Take the lines from the one with "Read all visible content and emit it as JSON." to the end of the listing, both ends included, and quote them exactly, leaving pictures out.

**Material**.
· · ·

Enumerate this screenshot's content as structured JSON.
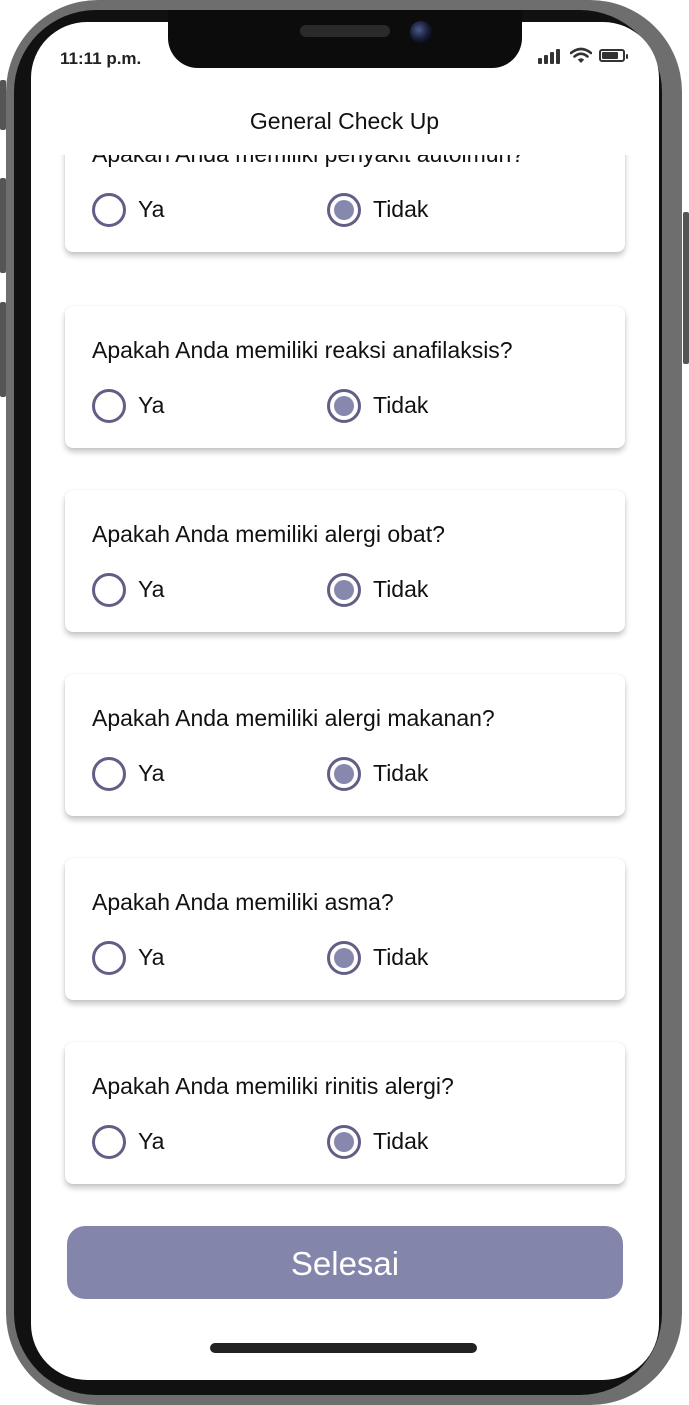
{
  "status_bar": {
    "time": "11:11 p.m.",
    "icons": [
      "signal-icon",
      "wifi-icon",
      "battery-icon"
    ]
  },
  "header": {
    "title": "General Check Up"
  },
  "questions": [
    {
      "text": "Apakah Anda memiliki penyakit autoimun?",
      "options": [
        "Ya",
        "Tidak"
      ],
      "selected": "Tidak"
    },
    {
      "text": "Apakah Anda memiliki reaksi anafilaksis?",
      "options": [
        "Ya",
        "Tidak"
      ],
      "selected": "Tidak"
    },
    {
      "text": "Apakah Anda memiliki alergi obat?",
      "options": [
        "Ya",
        "Tidak"
      ],
      "selected": "Tidak"
    },
    {
      "text": "Apakah Anda memiliki alergi makanan?",
      "options": [
        "Ya",
        "Tidak"
      ],
      "selected": "Tidak"
    },
    {
      "text": "Apakah Anda memiliki asma?",
      "options": [
        "Ya",
        "Tidak"
      ],
      "selected": "Tidak"
    },
    {
      "text": "Apakah Anda memiliki rinitis alergi?",
      "options": [
        "Ya",
        "Tidak"
      ],
      "selected": "Tidak"
    }
  ],
  "submit": {
    "label": "Selesai"
  },
  "colors": {
    "accent": "#8485ab",
    "radio_border": "#625e85",
    "radio_fill": "#8688ad"
  }
}
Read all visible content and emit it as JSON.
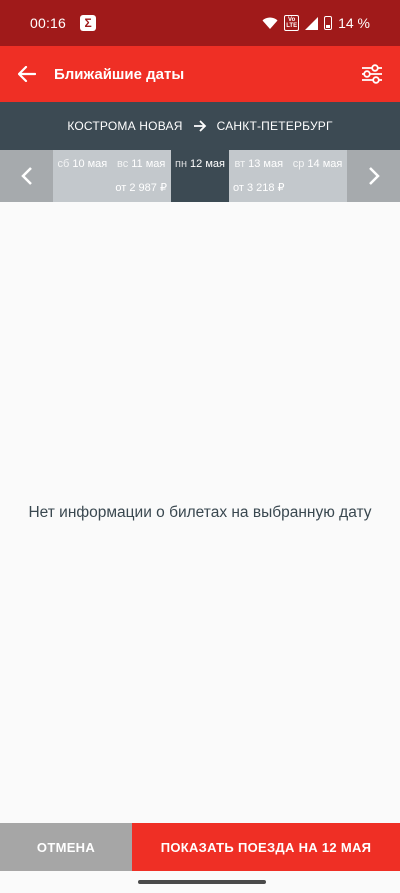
{
  "status_bar": {
    "time": "00:16",
    "volte": "Vo LTE",
    "battery": "14 %"
  },
  "app_bar": {
    "title": "Ближайшие даты"
  },
  "route": {
    "from": "КОСТРОМА НОВАЯ",
    "to": "САНКТ-ПЕТЕРБУРГ"
  },
  "days": [
    {
      "weekday": "сб",
      "date": "10 мая",
      "price": ""
    },
    {
      "weekday": "вс",
      "date": "11 мая",
      "price": "от 2 987 ₽"
    },
    {
      "weekday": "пн",
      "date": "12 мая",
      "price": ""
    },
    {
      "weekday": "вт",
      "date": "13 мая",
      "price": "от 3 218 ₽"
    },
    {
      "weekday": "ср",
      "date": "14 мая",
      "price": ""
    }
  ],
  "message": "Нет информации о билетах на выбранную дату",
  "buttons": {
    "cancel": "ОТМЕНА",
    "show": "ПОКАЗАТЬ ПОЕЗДА НА 12 МАЯ"
  },
  "colors": {
    "status_bar": "#a01a1a",
    "accent": "#ef2f25",
    "route_bar": "#3c4a53",
    "inactive": "#a6a6a6"
  }
}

· · ·

**Task output**.
Read all visible content and emit it as JSON.
{
  "status_bar": {
    "time": "00:16",
    "volte": "Vo LTE",
    "battery": "14 %"
  },
  "app_bar": {
    "title": "Ближайшие даты"
  },
  "route": {
    "from": "КОСТРОМА НОВАЯ",
    "to": "САНКТ-ПЕТЕРБУРГ"
  },
  "days": [
    {
      "weekday": "сб",
      "date": "10 мая",
      "price": ""
    },
    {
      "weekday": "вс",
      "date": "11 мая",
      "price": "от 2 987 ₽"
    },
    {
      "weekday": "пн",
      "date": "12 мая",
      "price": ""
    },
    {
      "weekday": "вт",
      "date": "13 мая",
      "price": "от 3 218 ₽"
    },
    {
      "weekday": "ср",
      "date": "14 мая",
      "price": ""
    }
  ],
  "message": "Нет информации о билетах на выбранную дату",
  "buttons": {
    "cancel": "ОТМЕНА",
    "show": "ПОКАЗАТЬ ПОЕЗДА НА 12 МАЯ"
  },
  "colors": {
    "status_bar": "#a01a1a",
    "accent": "#ef2f25",
    "route_bar": "#3c4a53",
    "inactive": "#a6a6a6"
  }
}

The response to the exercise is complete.